Items from a figure collection:
----------------------------------------
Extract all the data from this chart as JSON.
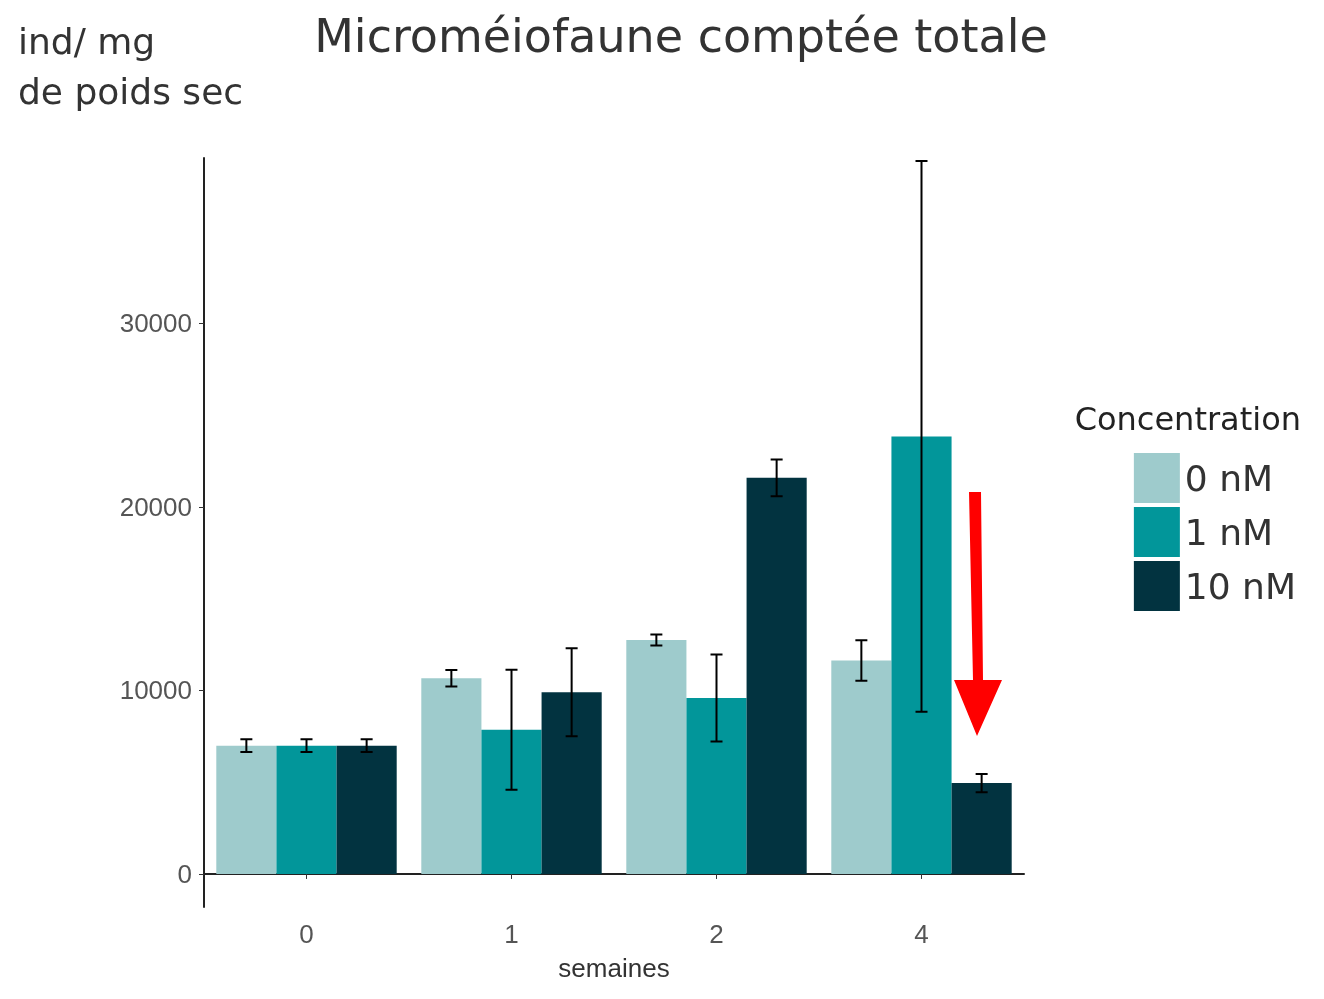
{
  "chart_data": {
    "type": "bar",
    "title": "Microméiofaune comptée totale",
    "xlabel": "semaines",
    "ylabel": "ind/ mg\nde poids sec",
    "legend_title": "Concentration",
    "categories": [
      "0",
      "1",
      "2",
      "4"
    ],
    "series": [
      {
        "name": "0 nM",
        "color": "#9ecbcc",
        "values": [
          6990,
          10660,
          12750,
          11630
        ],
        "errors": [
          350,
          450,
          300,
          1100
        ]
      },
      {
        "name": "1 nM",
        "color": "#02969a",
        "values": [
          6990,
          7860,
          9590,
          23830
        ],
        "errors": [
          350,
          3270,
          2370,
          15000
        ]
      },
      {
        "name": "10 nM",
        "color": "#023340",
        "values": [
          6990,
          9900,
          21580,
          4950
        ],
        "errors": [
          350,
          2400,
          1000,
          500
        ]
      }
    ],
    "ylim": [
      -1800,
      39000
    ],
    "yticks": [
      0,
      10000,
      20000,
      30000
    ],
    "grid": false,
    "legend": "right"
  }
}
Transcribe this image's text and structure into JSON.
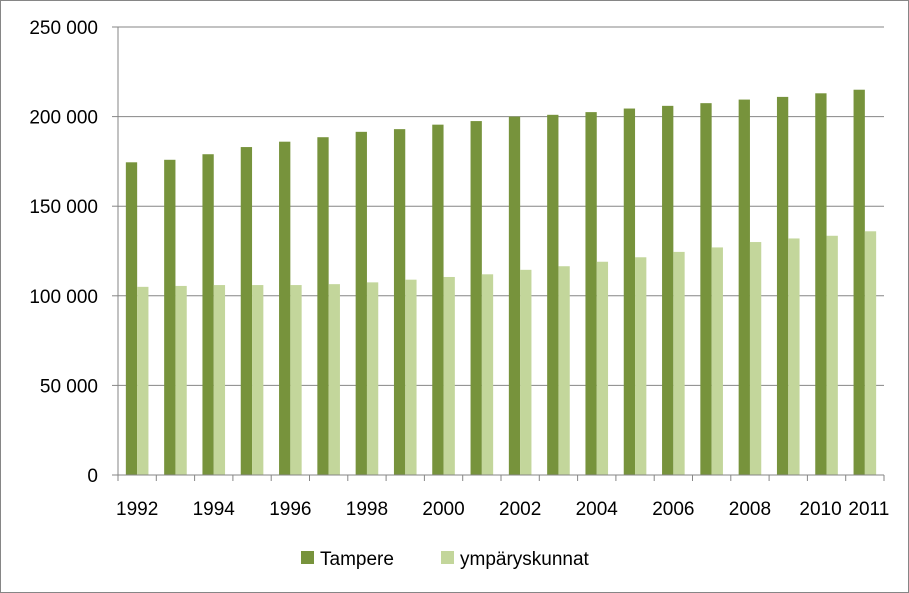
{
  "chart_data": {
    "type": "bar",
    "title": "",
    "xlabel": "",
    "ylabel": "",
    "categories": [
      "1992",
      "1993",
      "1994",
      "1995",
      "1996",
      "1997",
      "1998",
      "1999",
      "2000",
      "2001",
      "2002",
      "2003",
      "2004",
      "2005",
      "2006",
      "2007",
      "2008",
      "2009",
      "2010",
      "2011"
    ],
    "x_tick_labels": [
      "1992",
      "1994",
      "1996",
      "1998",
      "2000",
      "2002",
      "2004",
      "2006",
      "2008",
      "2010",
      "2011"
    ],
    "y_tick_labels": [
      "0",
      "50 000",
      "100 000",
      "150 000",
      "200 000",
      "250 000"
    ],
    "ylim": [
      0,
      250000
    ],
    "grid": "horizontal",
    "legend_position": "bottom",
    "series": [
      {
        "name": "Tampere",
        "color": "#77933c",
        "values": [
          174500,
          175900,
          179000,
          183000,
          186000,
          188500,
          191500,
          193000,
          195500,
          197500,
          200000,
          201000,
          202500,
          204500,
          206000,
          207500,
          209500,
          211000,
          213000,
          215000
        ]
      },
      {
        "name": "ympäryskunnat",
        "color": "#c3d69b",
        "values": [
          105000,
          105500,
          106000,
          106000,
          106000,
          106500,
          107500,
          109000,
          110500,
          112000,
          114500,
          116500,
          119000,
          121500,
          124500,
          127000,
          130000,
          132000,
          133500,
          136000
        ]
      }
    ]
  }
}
----------------------------------------
Your instructions = Reproduce the listing word for word and omit its pictures.

Task output =
Extract all the data from this chart as JSON.
{
  "chart_data": {
    "type": "bar",
    "title": "Microméiofaune comptée totale",
    "xlabel": "semaines",
    "ylabel": "ind/ mg\nde poids sec",
    "legend_title": "Concentration",
    "categories": [
      "0",
      "1",
      "2",
      "4"
    ],
    "series": [
      {
        "name": "0 nM",
        "color": "#9ecbcc",
        "values": [
          6990,
          10660,
          12750,
          11630
        ],
        "errors": [
          350,
          450,
          300,
          1100
        ]
      },
      {
        "name": "1 nM",
        "color": "#02969a",
        "values": [
          6990,
          7860,
          9590,
          23830
        ],
        "errors": [
          350,
          3270,
          2370,
          15000
        ]
      },
      {
        "name": "10 nM",
        "color": "#023340",
        "values": [
          6990,
          9900,
          21580,
          4950
        ],
        "errors": [
          350,
          2400,
          1000,
          500
        ]
      }
    ],
    "ylim": [
      -1800,
      39000
    ],
    "yticks": [
      0,
      10000,
      20000,
      30000
    ],
    "grid": false,
    "legend": "right"
  }
}
Transcribe this image's text and structure into JSON.
{
  "chart_data": {
    "type": "bar",
    "title": "",
    "xlabel": "",
    "ylabel": "",
    "categories": [
      "1992",
      "1993",
      "1994",
      "1995",
      "1996",
      "1997",
      "1998",
      "1999",
      "2000",
      "2001",
      "2002",
      "2003",
      "2004",
      "2005",
      "2006",
      "2007",
      "2008",
      "2009",
      "2010",
      "2011"
    ],
    "x_tick_labels": [
      "1992",
      "1994",
      "1996",
      "1998",
      "2000",
      "2002",
      "2004",
      "2006",
      "2008",
      "2010",
      "2011"
    ],
    "y_tick_labels": [
      "0",
      "50 000",
      "100 000",
      "150 000",
      "200 000",
      "250 000"
    ],
    "ylim": [
      0,
      250000
    ],
    "grid": "horizontal",
    "legend_position": "bottom",
    "series": [
      {
        "name": "Tampere",
        "color": "#77933c",
        "values": [
          174500,
          175900,
          179000,
          183000,
          186000,
          188500,
          191500,
          193000,
          195500,
          197500,
          200000,
          201000,
          202500,
          204500,
          206000,
          207500,
          209500,
          211000,
          213000,
          215000
        ]
      },
      {
        "name": "ympäryskunnat",
        "color": "#c3d69b",
        "values": [
          105000,
          105500,
          106000,
          106000,
          106000,
          106500,
          107500,
          109000,
          110500,
          112000,
          114500,
          116500,
          119000,
          121500,
          124500,
          127000,
          130000,
          132000,
          133500,
          136000
        ]
      }
    ]
  }
}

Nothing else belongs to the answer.